* **Objective**: Transcribe all the records exactly and omit any images they hold.
···
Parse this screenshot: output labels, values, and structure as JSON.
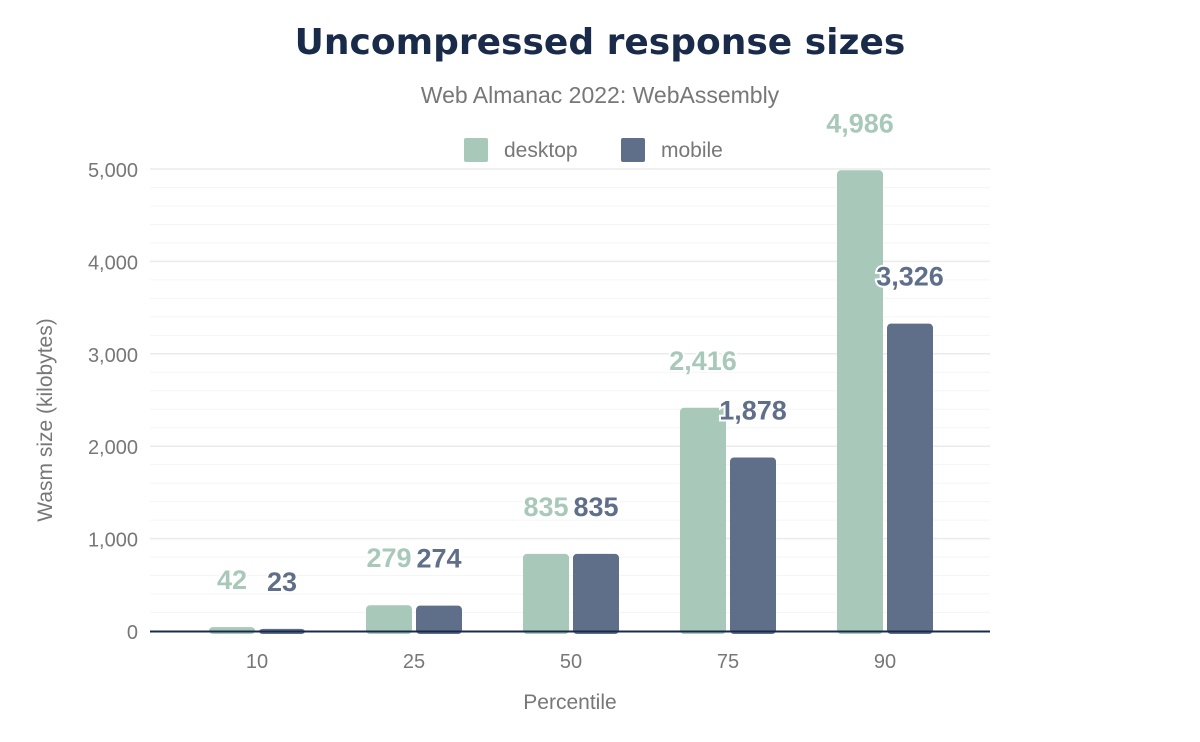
{
  "chart_data": {
    "type": "bar",
    "title": "Uncompressed response sizes",
    "subtitle": "Web Almanac 2022: WebAssembly",
    "xlabel": "Percentile",
    "ylabel": "Wasm size (kilobytes)",
    "categories": [
      "10",
      "25",
      "50",
      "75",
      "90"
    ],
    "ylim": [
      0,
      5000
    ],
    "yticks": [
      0,
      1000,
      2000,
      3000,
      4000,
      5000
    ],
    "ytick_labels": [
      "0",
      "1,000",
      "2,000",
      "3,000",
      "4,000",
      "5,000"
    ],
    "grid": true,
    "legend_position": "top-center",
    "series": [
      {
        "name": "desktop",
        "color": "#a8c9b9",
        "values": [
          42,
          279,
          835,
          2416,
          4986
        ],
        "labels": [
          "42",
          "279",
          "835",
          "2,416",
          "4,986"
        ]
      },
      {
        "name": "mobile",
        "color": "#5f6f8a",
        "values": [
          23,
          274,
          835,
          1878,
          3326
        ],
        "labels": [
          "23",
          "274",
          "835",
          "1,878",
          "3,326"
        ]
      }
    ]
  }
}
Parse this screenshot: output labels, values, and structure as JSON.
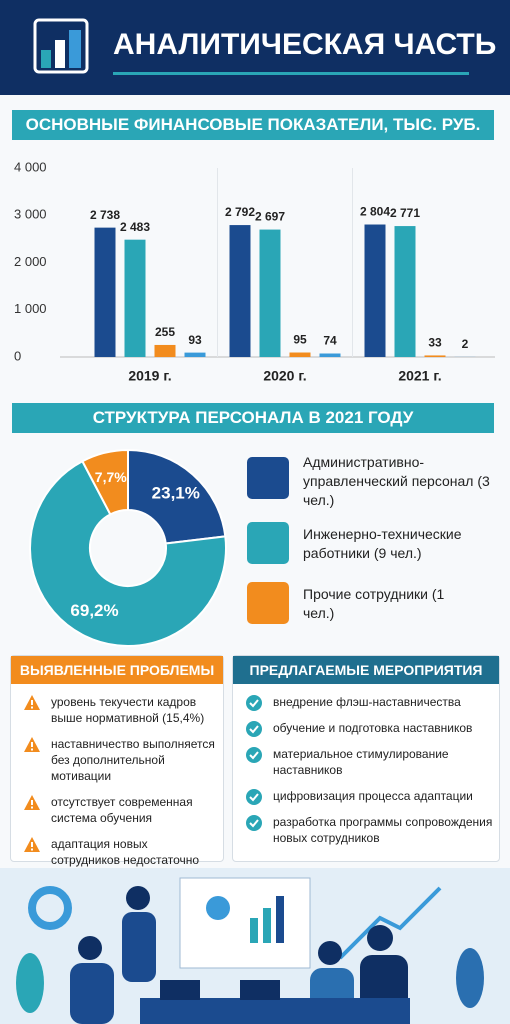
{
  "header": {
    "title": "АНАЛИТИЧЕСКАЯ ЧАСТЬ"
  },
  "chart_data": [
    {
      "type": "bar",
      "title": "ОСНОВНЫЕ ФИНАНСОВЫЕ ПОКАЗАТЕЛИ, ТЫС. РУБ.",
      "categories": [
        "2019 г.",
        "2020 г.",
        "2021 г."
      ],
      "series": [
        {
          "color": "#1b4b8f",
          "values": [
            2738,
            2792,
            2804
          ],
          "value_labels": [
            "2 738",
            "2 792",
            "2 804"
          ]
        },
        {
          "color": "#2aa6b6",
          "values": [
            2483,
            2697,
            2771
          ],
          "value_labels": [
            "2 483",
            "2 697",
            "2 771"
          ]
        },
        {
          "color": "#f28c1e",
          "values": [
            255,
            95,
            33
          ]
        },
        {
          "color": "#3a9ad9",
          "values": [
            93,
            74,
            2
          ]
        }
      ],
      "ylim": [
        0,
        4000
      ],
      "yticks": [
        0,
        {
          "value": 1000,
          "label": "1 000"
        },
        {
          "value": 2000,
          "label": "2 000"
        },
        {
          "value": 3000,
          "label": "3 000"
        },
        {
          "value": 4000,
          "label": "4 000"
        }
      ],
      "grid": false
    },
    {
      "type": "pie",
      "title": "СТРУКТУРА ПЕРСОНАЛА В 2021 ГОДУ",
      "donut": true,
      "categories": [
        "Административно-управленческий персонал",
        "Инженерно-технические работники",
        "Прочие сотрудники"
      ],
      "notes": [
        "(3 чел.)",
        "(9 чел.)",
        "(1 чел.)"
      ],
      "values": [
        23.1,
        69.2,
        7.7
      ],
      "value_labels": [
        "23,1%",
        "69,2%",
        "7,7%"
      ],
      "colors": [
        "#1b4b8f",
        "#2aa6b6",
        "#f28c1e"
      ]
    }
  ],
  "problems": {
    "title": "ВЫЯВЛЕННЫЕ ПРОБЛЕМЫ",
    "items": [
      "уровень текучести кадров выше нормативной (15,4%)",
      "наставничество выполняется без дополнительной мотивации",
      "отсутствует современная система обучения",
      "адаптация новых сотрудников недостаточно структурирована"
    ]
  },
  "measures": {
    "title": "ПРЕДЛАГАЕМЫЕ МЕРОПРИЯТИЯ",
    "items": [
      "внедрение флэш-наставничества",
      "обучение и подготовка наставников",
      "материальное стимулирование наставников",
      "цифровизация процесса адаптации",
      "разработка программы сопровождения новых сотрудников"
    ]
  }
}
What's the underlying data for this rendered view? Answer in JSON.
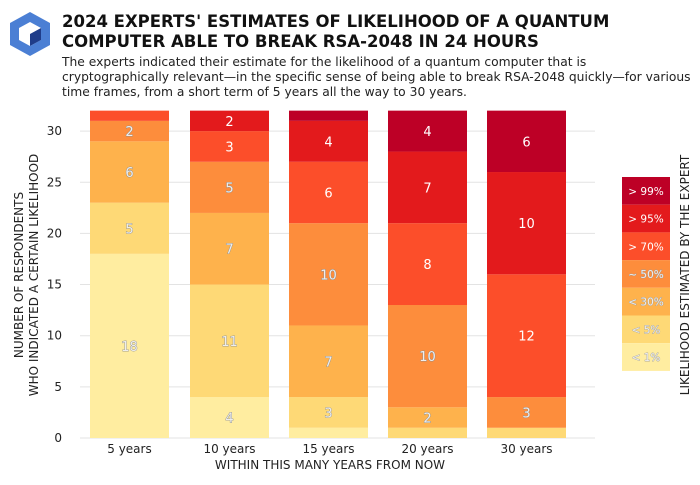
{
  "title": "2024 EXPERTS' ESTIMATES OF LIKELIHOOD OF A QUANTUM COMPUTER ABLE TO BREAK RSA-2048 IN 24 HOURS",
  "subtitle": "The experts indicated their estimate for the likelihood of a quantum computer that is cryptographically relevant—in the specific sense of being able to break RSA-2048 quickly—for various time frames, from a short term of 5 years all the way to 30 years.",
  "logo": "cube-logo",
  "chart_data": {
    "type": "bar",
    "stacked": true,
    "xlabel": "WITHIN THIS MANY YEARS FROM NOW",
    "ylabel": [
      "NUMBER OF RESPONDENTS",
      "WHO INDICATED A CERTAIN LIKELIHOOD"
    ],
    "legend_title": "LIKELIHOOD ESTIMATED BY THE EXPERT",
    "legend_placement": "right",
    "categories": [
      "5 years",
      "10 years",
      "15 years",
      "20 years",
      "30 years"
    ],
    "yticks": [
      0,
      5,
      10,
      15,
      20,
      25,
      30
    ],
    "ylim": [
      0,
      32
    ],
    "grid": true,
    "series": [
      {
        "name": "< 1%",
        "color": "#ffeda0",
        "values": [
          18,
          4,
          1,
          0,
          0
        ]
      },
      {
        "name": "< 5%",
        "color": "#fed976",
        "values": [
          5,
          11,
          3,
          1,
          1
        ]
      },
      {
        "name": "< 30%",
        "color": "#feb24c",
        "values": [
          6,
          7,
          7,
          2,
          0
        ]
      },
      {
        "name": "~ 50%",
        "color": "#fd8d3c",
        "values": [
          2,
          5,
          10,
          10,
          3
        ]
      },
      {
        "name": "> 70%",
        "color": "#fc4e2a",
        "values": [
          1,
          3,
          6,
          8,
          12
        ]
      },
      {
        "name": "> 95%",
        "color": "#e31a1c",
        "values": [
          0,
          2,
          4,
          7,
          10
        ]
      },
      {
        "name": "> 99%",
        "color": "#bd0026",
        "values": [
          0,
          0,
          1,
          4,
          6
        ]
      }
    ]
  }
}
···
* **Solution to this exercise**:
Parse this screenshot: output labels, values, and structure as JSON.
{
  "chart_data": {
    "type": "bar",
    "title": "Uncompressed response sizes",
    "subtitle": "Web Almanac 2022: WebAssembly",
    "xlabel": "Percentile",
    "ylabel": "Wasm size (kilobytes)",
    "categories": [
      "10",
      "25",
      "50",
      "75",
      "90"
    ],
    "ylim": [
      0,
      5000
    ],
    "yticks": [
      0,
      1000,
      2000,
      3000,
      4000,
      5000
    ],
    "ytick_labels": [
      "0",
      "1,000",
      "2,000",
      "3,000",
      "4,000",
      "5,000"
    ],
    "grid": true,
    "legend_position": "top-center",
    "series": [
      {
        "name": "desktop",
        "color": "#a8c9b9",
        "values": [
          42,
          279,
          835,
          2416,
          4986
        ],
        "labels": [
          "42",
          "279",
          "835",
          "2,416",
          "4,986"
        ]
      },
      {
        "name": "mobile",
        "color": "#5f6f8a",
        "values": [
          23,
          274,
          835,
          1878,
          3326
        ],
        "labels": [
          "23",
          "274",
          "835",
          "1,878",
          "3,326"
        ]
      }
    ]
  }
}
Parse this screenshot: output labels, values, and structure as JSON.
{
  "header": {
    "title": "АНАЛИТИЧЕСКАЯ ЧАСТЬ"
  },
  "chart_data": [
    {
      "type": "bar",
      "title": "ОСНОВНЫЕ ФИНАНСОВЫЕ ПОКАЗАТЕЛИ, ТЫС. РУБ.",
      "categories": [
        "2019 г.",
        "2020 г.",
        "2021 г."
      ],
      "series": [
        {
          "color": "#1b4b8f",
          "values": [
            2738,
            2792,
            2804
          ],
          "value_labels": [
            "2 738",
            "2 792",
            "2 804"
          ]
        },
        {
          "color": "#2aa6b6",
          "values": [
            2483,
            2697,
            2771
          ],
          "value_labels": [
            "2 483",
            "2 697",
            "2 771"
          ]
        },
        {
          "color": "#f28c1e",
          "values": [
            255,
            95,
            33
          ]
        },
        {
          "color": "#3a9ad9",
          "values": [
            93,
            74,
            2
          ]
        }
      ],
      "ylim": [
        0,
        4000
      ],
      "yticks": [
        0,
        {
          "value": 1000,
          "label": "1 000"
        },
        {
          "value": 2000,
          "label": "2 000"
        },
        {
          "value": 3000,
          "label": "3 000"
        },
        {
          "value": 4000,
          "label": "4 000"
        }
      ],
      "grid": false
    },
    {
      "type": "pie",
      "title": "СТРУКТУРА ПЕРСОНАЛА В 2021 ГОДУ",
      "donut": true,
      "categories": [
        "Административно-управленческий персонал",
        "Инженерно-технические работники",
        "Прочие сотрудники"
      ],
      "notes": [
        "(3 чел.)",
        "(9 чел.)",
        "(1 чел.)"
      ],
      "values": [
        23.1,
        69.2,
        7.7
      ],
      "value_labels": [
        "23,1%",
        "69,2%",
        "7,7%"
      ],
      "colors": [
        "#1b4b8f",
        "#2aa6b6",
        "#f28c1e"
      ]
    }
  ],
  "problems": {
    "title": "ВЫЯВЛЕННЫЕ ПРОБЛЕМЫ",
    "items": [
      "уровень текучести кадров выше нормативной (15,4%)",
      "наставничество выполняется без дополнительной мотивации",
      "отсутствует современная система обучения",
      "адаптация новых сотрудников недостаточно структурирована"
    ]
  },
  "measures": {
    "title": "ПРЕДЛАГАЕМЫЕ МЕРОПРИЯТИЯ",
    "items": [
      "внедрение флэш-наставничества",
      "обучение и подготовка наставников",
      "материальное стимулирование наставников",
      "цифровизация процесса адаптации",
      "разработка программы сопровождения новых сотрудников"
    ]
  }
}
What's the underlying data for this rendered view? Answer in JSON.
{
  "title": "2024 EXPERTS' ESTIMATES OF LIKELIHOOD OF A QUANTUM COMPUTER ABLE TO BREAK RSA-2048 IN 24 HOURS",
  "subtitle": "The experts indicated their estimate for the likelihood of a quantum computer that is cryptographically relevant—in the specific sense of being able to break RSA-2048 quickly—for various time frames, from a short term of 5 years all the way to 30 years.",
  "logo": "cube-logo",
  "chart_data": {
    "type": "bar",
    "stacked": true,
    "xlabel": "WITHIN THIS MANY YEARS FROM NOW",
    "ylabel": [
      "NUMBER OF RESPONDENTS",
      "WHO INDICATED A CERTAIN LIKELIHOOD"
    ],
    "legend_title": "LIKELIHOOD ESTIMATED BY THE EXPERT",
    "legend_placement": "right",
    "categories": [
      "5 years",
      "10 years",
      "15 years",
      "20 years",
      "30 years"
    ],
    "yticks": [
      0,
      5,
      10,
      15,
      20,
      25,
      30
    ],
    "ylim": [
      0,
      32
    ],
    "grid": true,
    "series": [
      {
        "name": "< 1%",
        "color": "#ffeda0",
        "values": [
          18,
          4,
          1,
          0,
          0
        ]
      },
      {
        "name": "< 5%",
        "color": "#fed976",
        "values": [
          5,
          11,
          3,
          1,
          1
        ]
      },
      {
        "name": "< 30%",
        "color": "#feb24c",
        "values": [
          6,
          7,
          7,
          2,
          0
        ]
      },
      {
        "name": "~ 50%",
        "color": "#fd8d3c",
        "values": [
          2,
          5,
          10,
          10,
          3
        ]
      },
      {
        "name": "> 70%",
        "color": "#fc4e2a",
        "values": [
          1,
          3,
          6,
          8,
          12
        ]
      },
      {
        "name": "> 95%",
        "color": "#e31a1c",
        "values": [
          0,
          2,
          4,
          7,
          10
        ]
      },
      {
        "name": "> 99%",
        "color": "#bd0026",
        "values": [
          0,
          0,
          1,
          4,
          6
        ]
      }
    ]
  }
}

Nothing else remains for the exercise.